→ **To do**
Rewrite the records below with every "GW strain" changed to "Gravitational-wave strain", leaving everything else untouched.
## start
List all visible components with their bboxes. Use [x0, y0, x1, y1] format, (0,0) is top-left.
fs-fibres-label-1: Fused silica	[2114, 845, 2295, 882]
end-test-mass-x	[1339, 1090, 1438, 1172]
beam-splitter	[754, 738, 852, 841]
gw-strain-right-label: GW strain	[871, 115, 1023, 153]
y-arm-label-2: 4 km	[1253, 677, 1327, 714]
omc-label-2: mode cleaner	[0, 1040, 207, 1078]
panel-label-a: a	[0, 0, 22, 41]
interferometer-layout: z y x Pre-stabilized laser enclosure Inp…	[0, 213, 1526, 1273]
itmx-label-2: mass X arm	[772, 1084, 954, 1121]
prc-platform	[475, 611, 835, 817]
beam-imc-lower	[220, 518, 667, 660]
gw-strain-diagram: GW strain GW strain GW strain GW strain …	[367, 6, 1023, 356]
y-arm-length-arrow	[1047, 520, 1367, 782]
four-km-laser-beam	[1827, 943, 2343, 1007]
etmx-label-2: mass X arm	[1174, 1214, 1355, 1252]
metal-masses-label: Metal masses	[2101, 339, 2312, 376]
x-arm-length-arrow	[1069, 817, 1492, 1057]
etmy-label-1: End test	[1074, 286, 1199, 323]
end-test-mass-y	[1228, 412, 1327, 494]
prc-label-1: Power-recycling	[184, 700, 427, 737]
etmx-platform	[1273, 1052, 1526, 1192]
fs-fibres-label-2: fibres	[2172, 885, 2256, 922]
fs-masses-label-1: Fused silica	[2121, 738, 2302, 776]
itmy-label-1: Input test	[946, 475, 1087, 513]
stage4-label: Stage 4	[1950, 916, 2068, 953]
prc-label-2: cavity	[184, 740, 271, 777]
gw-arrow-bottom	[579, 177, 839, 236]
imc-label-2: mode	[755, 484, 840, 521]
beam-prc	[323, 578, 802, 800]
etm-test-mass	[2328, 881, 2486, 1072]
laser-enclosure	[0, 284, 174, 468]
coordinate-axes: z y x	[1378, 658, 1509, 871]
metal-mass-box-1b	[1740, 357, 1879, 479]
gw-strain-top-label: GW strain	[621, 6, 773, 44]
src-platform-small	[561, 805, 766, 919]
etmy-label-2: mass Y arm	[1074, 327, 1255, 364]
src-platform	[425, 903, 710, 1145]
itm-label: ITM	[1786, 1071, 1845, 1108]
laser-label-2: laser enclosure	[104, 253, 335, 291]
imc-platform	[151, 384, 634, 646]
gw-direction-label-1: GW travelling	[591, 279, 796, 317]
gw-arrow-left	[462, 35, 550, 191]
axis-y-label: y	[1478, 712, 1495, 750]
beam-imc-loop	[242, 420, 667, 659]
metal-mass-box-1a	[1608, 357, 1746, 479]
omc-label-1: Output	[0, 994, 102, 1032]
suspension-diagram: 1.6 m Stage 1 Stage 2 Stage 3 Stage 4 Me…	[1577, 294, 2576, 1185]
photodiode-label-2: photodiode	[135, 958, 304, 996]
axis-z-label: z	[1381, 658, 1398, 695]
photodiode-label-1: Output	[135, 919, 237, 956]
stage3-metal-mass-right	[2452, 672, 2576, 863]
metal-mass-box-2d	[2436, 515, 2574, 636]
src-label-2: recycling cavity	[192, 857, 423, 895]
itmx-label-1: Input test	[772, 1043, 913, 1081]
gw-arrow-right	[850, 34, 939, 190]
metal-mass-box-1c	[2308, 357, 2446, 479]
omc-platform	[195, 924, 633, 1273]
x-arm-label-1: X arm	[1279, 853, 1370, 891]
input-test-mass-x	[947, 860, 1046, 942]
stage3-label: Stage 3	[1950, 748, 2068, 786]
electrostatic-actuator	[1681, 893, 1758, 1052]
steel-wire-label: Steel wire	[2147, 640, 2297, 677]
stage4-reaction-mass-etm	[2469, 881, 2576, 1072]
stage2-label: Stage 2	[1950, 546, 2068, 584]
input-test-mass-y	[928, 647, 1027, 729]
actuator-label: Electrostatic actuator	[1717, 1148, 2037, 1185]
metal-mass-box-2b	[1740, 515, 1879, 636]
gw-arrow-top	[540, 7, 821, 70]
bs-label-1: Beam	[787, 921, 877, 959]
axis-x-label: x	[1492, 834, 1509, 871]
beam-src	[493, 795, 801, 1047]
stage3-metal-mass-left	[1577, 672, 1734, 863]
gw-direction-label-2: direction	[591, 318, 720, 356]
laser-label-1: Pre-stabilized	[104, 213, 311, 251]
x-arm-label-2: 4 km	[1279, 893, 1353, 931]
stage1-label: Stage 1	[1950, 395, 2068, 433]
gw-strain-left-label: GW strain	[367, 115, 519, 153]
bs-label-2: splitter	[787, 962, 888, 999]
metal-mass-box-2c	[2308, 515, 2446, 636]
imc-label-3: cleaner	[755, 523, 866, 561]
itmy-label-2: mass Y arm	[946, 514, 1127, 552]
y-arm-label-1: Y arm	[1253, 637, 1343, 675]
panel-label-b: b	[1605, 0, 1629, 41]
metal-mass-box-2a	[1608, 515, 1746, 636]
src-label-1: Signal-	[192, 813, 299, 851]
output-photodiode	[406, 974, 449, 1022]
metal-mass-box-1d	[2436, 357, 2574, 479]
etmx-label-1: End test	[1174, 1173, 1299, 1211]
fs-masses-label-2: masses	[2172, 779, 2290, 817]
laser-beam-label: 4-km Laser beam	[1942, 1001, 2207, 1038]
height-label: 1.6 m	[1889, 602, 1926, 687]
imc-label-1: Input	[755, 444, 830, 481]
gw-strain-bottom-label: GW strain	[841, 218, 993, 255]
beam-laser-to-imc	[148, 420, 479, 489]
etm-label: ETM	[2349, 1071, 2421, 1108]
## end
→ **Complete output**
List all visible components with their bboxes. Use [x0, y0, x1, y1] format, (0,0) is top-left.
fs-fibres-label-1: Fused silica	[2114, 845, 2295, 882]
end-test-mass-x	[1339, 1090, 1438, 1172]
beam-splitter	[754, 738, 852, 841]
gw-strain-right-label: Gravitational-wave strain	[871, 115, 1023, 153]
y-arm-label-2: 4 km	[1253, 677, 1327, 714]
omc-label-2: mode cleaner	[0, 1040, 207, 1078]
panel-label-a: a	[0, 0, 22, 41]
interferometer-layout: z y x Pre-stabilized laser enclosure Inp…	[0, 213, 1526, 1273]
itmx-label-2: mass X arm	[772, 1084, 954, 1121]
prc-platform	[475, 611, 835, 817]
beam-imc-lower	[220, 518, 667, 660]
gw-strain-diagram: Gravitational-wave strain Gravitational-wave strain Gravitational-wave strain Gravitational-wave strain …	[367, 6, 1023, 356]
y-arm-length-arrow	[1047, 520, 1367, 782]
four-km-laser-beam	[1827, 943, 2343, 1007]
etmx-label-2: mass X arm	[1174, 1214, 1355, 1252]
metal-masses-label: Metal masses	[2101, 339, 2312, 376]
x-arm-length-arrow	[1069, 817, 1492, 1057]
etmy-label-1: End test	[1074, 286, 1199, 323]
end-test-mass-y	[1228, 412, 1327, 494]
prc-label-1: Power-recycling	[184, 700, 427, 737]
etmx-platform	[1273, 1052, 1526, 1192]
fs-fibres-label-2: fibres	[2172, 885, 2256, 922]
fs-masses-label-1: Fused silica	[2121, 738, 2302, 776]
itmy-label-1: Input test	[946, 475, 1087, 513]
stage4-label: Stage 4	[1950, 916, 2068, 953]
prc-label-2: cavity	[184, 740, 271, 777]
gw-arrow-bottom	[579, 177, 839, 236]
imc-label-2: mode	[755, 484, 840, 521]
beam-prc	[323, 578, 802, 800]
etm-test-mass	[2328, 881, 2486, 1072]
laser-enclosure	[0, 284, 174, 468]
coordinate-axes: z y x	[1378, 658, 1509, 871]
metal-mass-box-1b	[1740, 357, 1879, 479]
gw-strain-top-label: Gravitational-wave strain	[621, 6, 773, 44]
src-platform-small	[561, 805, 766, 919]
etmy-label-2: mass Y arm	[1074, 327, 1255, 364]
src-platform	[425, 903, 710, 1145]
itm-label: ITM	[1786, 1071, 1845, 1108]
laser-label-2: laser enclosure	[104, 253, 335, 291]
imc-platform	[151, 384, 634, 646]
gw-direction-label-1: GW travelling	[591, 279, 796, 317]
gw-arrow-left	[462, 35, 550, 191]
axis-y-label: y	[1478, 712, 1495, 750]
beam-imc-loop	[242, 420, 667, 659]
metal-mass-box-1a	[1608, 357, 1746, 479]
omc-label-1: Output	[0, 994, 102, 1032]
suspension-diagram: 1.6 m Stage 1 Stage 2 Stage 3 Stage 4 Me…	[1577, 294, 2576, 1185]
photodiode-label-2: photodiode	[135, 958, 304, 996]
axis-z-label: z	[1381, 658, 1398, 695]
photodiode-label-1: Output	[135, 919, 237, 956]
stage3-metal-mass-right	[2452, 672, 2576, 863]
metal-mass-box-2d	[2436, 515, 2574, 636]
src-label-2: recycling cavity	[192, 857, 423, 895]
itmx-label-1: Input test	[772, 1043, 913, 1081]
gw-arrow-right	[850, 34, 939, 190]
metal-mass-box-1c	[2308, 357, 2446, 479]
omc-platform	[195, 924, 633, 1273]
x-arm-label-1: X arm	[1279, 853, 1370, 891]
input-test-mass-x	[947, 860, 1046, 942]
stage3-label: Stage 3	[1950, 748, 2068, 786]
electrostatic-actuator	[1681, 893, 1758, 1052]
steel-wire-label: Steel wire	[2147, 640, 2297, 677]
stage4-reaction-mass-etm	[2469, 881, 2576, 1072]
stage2-label: Stage 2	[1950, 546, 2068, 584]
input-test-mass-y	[928, 647, 1027, 729]
actuator-label: Electrostatic actuator	[1717, 1148, 2037, 1185]
metal-mass-box-2b	[1740, 515, 1879, 636]
gw-arrow-top	[540, 7, 821, 70]
bs-label-1: Beam	[787, 921, 877, 959]
axis-x-label: x	[1492, 834, 1509, 871]
beam-src	[493, 795, 801, 1047]
stage3-metal-mass-left	[1577, 672, 1734, 863]
gw-direction-label-2: direction	[591, 318, 720, 356]
laser-label-1: Pre-stabilized	[104, 213, 311, 251]
x-arm-label-2: 4 km	[1279, 893, 1353, 931]
stage1-label: Stage 1	[1950, 395, 2068, 433]
gw-strain-left-label: Gravitational-wave strain	[367, 115, 519, 153]
bs-label-2: splitter	[787, 962, 888, 999]
metal-mass-box-2c	[2308, 515, 2446, 636]
imc-label-3: cleaner	[755, 523, 866, 561]
itmy-label-2: mass Y arm	[946, 514, 1127, 552]
y-arm-label-1: Y arm	[1253, 637, 1343, 675]
panel-label-b: b	[1605, 0, 1629, 41]
metal-mass-box-2a	[1608, 515, 1746, 636]
src-label-1: Signal-	[192, 813, 299, 851]
output-photodiode	[406, 974, 449, 1022]
metal-mass-box-1d	[2436, 357, 2574, 479]
etmx-label-1: End test	[1174, 1173, 1299, 1211]
fs-masses-label-2: masses	[2172, 779, 2290, 817]
laser-beam-label: 4-km Laser beam	[1942, 1001, 2207, 1038]
height-label: 1.6 m	[1889, 602, 1926, 687]
imc-label-1: Input	[755, 444, 830, 481]
gw-strain-bottom-label: Gravitational-wave strain	[841, 218, 993, 255]
beam-laser-to-imc	[148, 420, 479, 489]
etm-label: ETM	[2349, 1071, 2421, 1108]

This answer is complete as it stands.